━━━━━ Data provided ━━━━━

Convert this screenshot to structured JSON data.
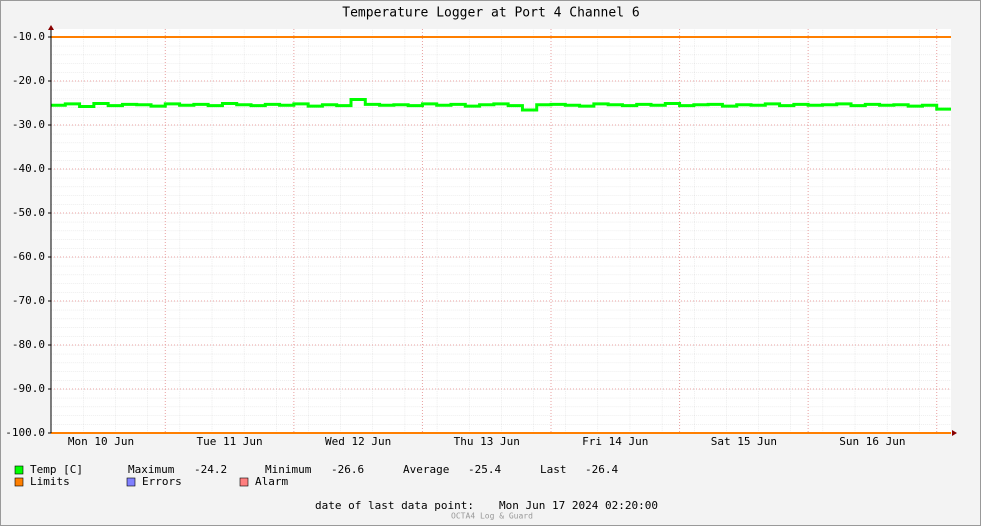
{
  "chart_data": {
    "type": "line",
    "title": "Temperature Logger at Port 4 Channel 6",
    "categories": [
      null,
      null,
      null,
      "Mon 10 Jun",
      null,
      null,
      null,
      null,
      null,
      null,
      null,
      null,
      "Tue 11 Jun",
      null,
      null,
      null,
      null,
      null,
      null,
      null,
      null,
      "Wed 12 Jun",
      null,
      null,
      null,
      null,
      null,
      null,
      null,
      null,
      "Thu 13 Jun",
      null,
      null,
      null,
      null,
      null,
      null,
      null,
      null,
      "Fri 14 Jun",
      null,
      null,
      null,
      null,
      null,
      null,
      null,
      null,
      "Sat 15 Jun",
      null,
      null,
      null,
      null,
      null,
      null,
      null,
      null,
      "Sun 16 Jun",
      null,
      null,
      null,
      null,
      null
    ],
    "series": [
      {
        "name": "Temp [C]",
        "color": "#00ff00",
        "values": [
          -25.5,
          -25.2,
          -25.8,
          -25.1,
          -25.6,
          -25.3,
          -25.4,
          -25.7,
          -25.2,
          -25.5,
          -25.3,
          -25.6,
          -25.1,
          -25.4,
          -25.6,
          -25.3,
          -25.5,
          -25.2,
          -25.7,
          -25.4,
          -25.6,
          -24.2,
          -25.3,
          -25.5,
          -25.4,
          -25.6,
          -25.2,
          -25.5,
          -25.3,
          -25.7,
          -25.4,
          -25.2,
          -25.6,
          -26.6,
          -25.4,
          -25.3,
          -25.5,
          -25.7,
          -25.2,
          -25.4,
          -25.6,
          -25.3,
          -25.5,
          -25.1,
          -25.6,
          -25.4,
          -25.3,
          -25.7,
          -25.4,
          -25.5,
          -25.2,
          -25.6,
          -25.3,
          -25.5,
          -25.4,
          -25.2,
          -25.6,
          -25.3,
          -25.5,
          -25.4,
          -25.7,
          -25.5,
          -26.4
        ]
      }
    ],
    "limits": [
      -10,
      -100
    ],
    "legend": [
      {
        "name": "Temp [C]",
        "color": "#00ff00"
      },
      {
        "name": "Limits",
        "color": "#ff7f00"
      },
      {
        "name": "Errors",
        "color": "#7f7fff"
      },
      {
        "name": "Alarm",
        "color": "#ff7f7f"
      }
    ],
    "stats": [
      {
        "label": "Maximum",
        "value": -24.2
      },
      {
        "label": "Minimum",
        "value": -26.6
      },
      {
        "label": "Average",
        "value": -25.4
      },
      {
        "label": "Last",
        "value": -26.4
      }
    ],
    "last_point_label": "date of last data point:",
    "last_point": "Mon Jun 17 2024 02:20:00",
    "footer": "OCTA4 Log & Guard",
    "ylim": [
      -100,
      -10
    ],
    "yticks": [
      {
        "value": -100,
        "label": "-100.0"
      },
      {
        "value": -90,
        "label": "-90.0"
      },
      {
        "value": -80,
        "label": "-80.0"
      },
      {
        "value": -70,
        "label": "-70.0"
      },
      {
        "value": -60,
        "label": "-60.0"
      },
      {
        "value": -50,
        "label": "-50.0"
      },
      {
        "value": -40,
        "label": "-40.0"
      },
      {
        "value": -30,
        "label": "-30.0"
      },
      {
        "value": -20,
        "label": "-20.0"
      },
      {
        "value": -10,
        "label": "-10.0"
      }
    ],
    "grid": true
  }
}
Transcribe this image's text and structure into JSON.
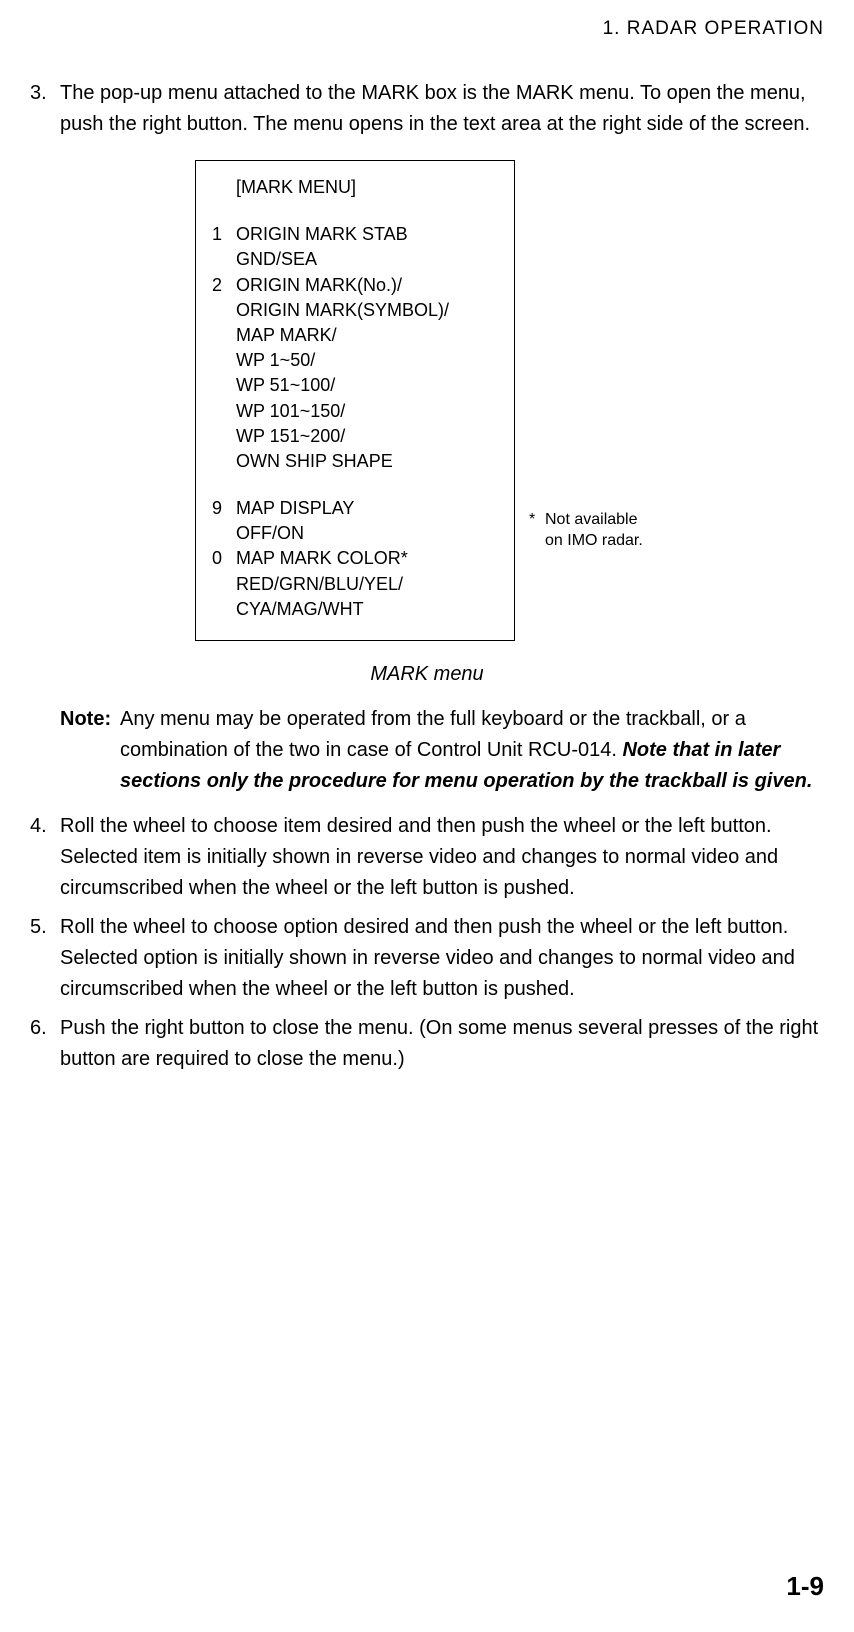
{
  "header": "1.  RADAR  OPERATION",
  "item3": {
    "number": "3.",
    "text": "The pop-up menu attached to the MARK box is the MARK menu. To open the menu, push the right button. The menu opens in the text area at the right side of the screen."
  },
  "menu": {
    "title": "[MARK MENU]",
    "row1_num": "1",
    "row1_label": "ORIGIN MARK STAB",
    "row1_options": "GND/SEA",
    "row2_num": "2",
    "row2_lines": [
      "ORIGIN MARK(No.)/",
      "ORIGIN MARK(SYMBOL)/",
      "MAP MARK/",
      "WP 1~50/",
      "WP 51~100/",
      "WP 101~150/",
      "WP 151~200/",
      "OWN SHIP SHAPE"
    ],
    "row9_num": "9",
    "row9_label": "MAP DISPLAY",
    "row9_options": "OFF/ON",
    "row0_num": "0",
    "row0_label": "MAP MARK COLOR*",
    "row0_options1": "RED/GRN/BLU/YEL/",
    "row0_options2": "CYA/MAG/WHT"
  },
  "footnote": {
    "star": "*",
    "line1": "Not available",
    "line2": "on IMO radar."
  },
  "caption": "MARK menu",
  "note": {
    "label": "Note:",
    "text_plain": "Any menu may be operated from the full keyboard or the trackball, or a combination of the two in case of Control Unit RCU-014. ",
    "text_emphasis": "Note that in later sections only the procedure for menu operation by the trackball is given."
  },
  "item4": {
    "number": "4.",
    "text": "Roll the wheel to choose item desired and then push the wheel or the left button. Selected item is initially shown in reverse video and changes to normal video and circumscribed when the wheel or the left button is pushed."
  },
  "item5": {
    "number": "5.",
    "text": "Roll the wheel to choose option desired and then push the wheel or the left button. Selected option is initially shown in reverse video and changes to normal video and circumscribed when the wheel or the left button is pushed."
  },
  "item6": {
    "number": "6.",
    "text": "Push the right button to close the menu. (On some menus several presses of the right button are required to close the menu.)"
  },
  "pageNumber": "1-9"
}
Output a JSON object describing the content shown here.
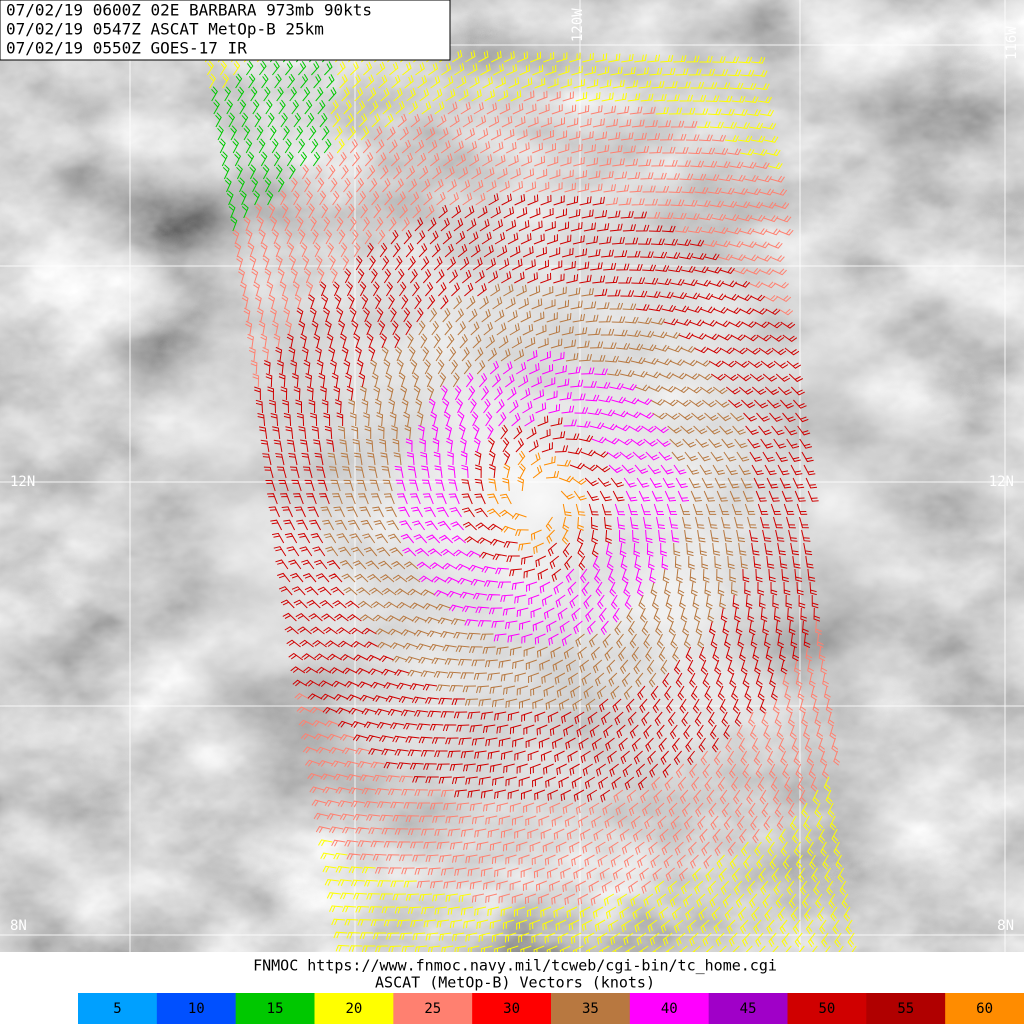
{
  "header": {
    "lines": [
      "07/02/19 0600Z  02E BARBARA 973mb 90kts",
      "07/02/19 0547Z  ASCAT MetOp-B 25km",
      "07/02/19 0550Z  GOES-17 IR"
    ]
  },
  "map": {
    "lat_labels": [
      "12N",
      "8N"
    ],
    "lon_labels": [
      "120W",
      "116W"
    ]
  },
  "footer": {
    "source": "FNMOC https://www.fnmoc.navy.mil/tcweb/cgi-bin/tc_home.cgi",
    "legend_title": "ASCAT (MetOp-B) Vectors (knots)"
  },
  "colorbar": {
    "stops": [
      {
        "value": 5,
        "color": "#00a0ff"
      },
      {
        "value": 10,
        "color": "#0050ff"
      },
      {
        "value": 15,
        "color": "#00c800"
      },
      {
        "value": 20,
        "color": "#ffff00"
      },
      {
        "value": 25,
        "color": "#ff8070"
      },
      {
        "value": 30,
        "color": "#ff0000"
      },
      {
        "value": 35,
        "color": "#b87840"
      },
      {
        "value": 40,
        "color": "#ff00ff"
      },
      {
        "value": 45,
        "color": "#a000c8"
      },
      {
        "value": 50,
        "color": "#d00000"
      },
      {
        "value": 55,
        "color": "#b00000"
      },
      {
        "value": 60,
        "color": "#ff8c00"
      }
    ]
  }
}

━━━━━

Show every line of the records above that contains the word "this".

> Problem solution:
Convert this screenshot to structured JSON data.
Transcribe this image's text and structure into JSON.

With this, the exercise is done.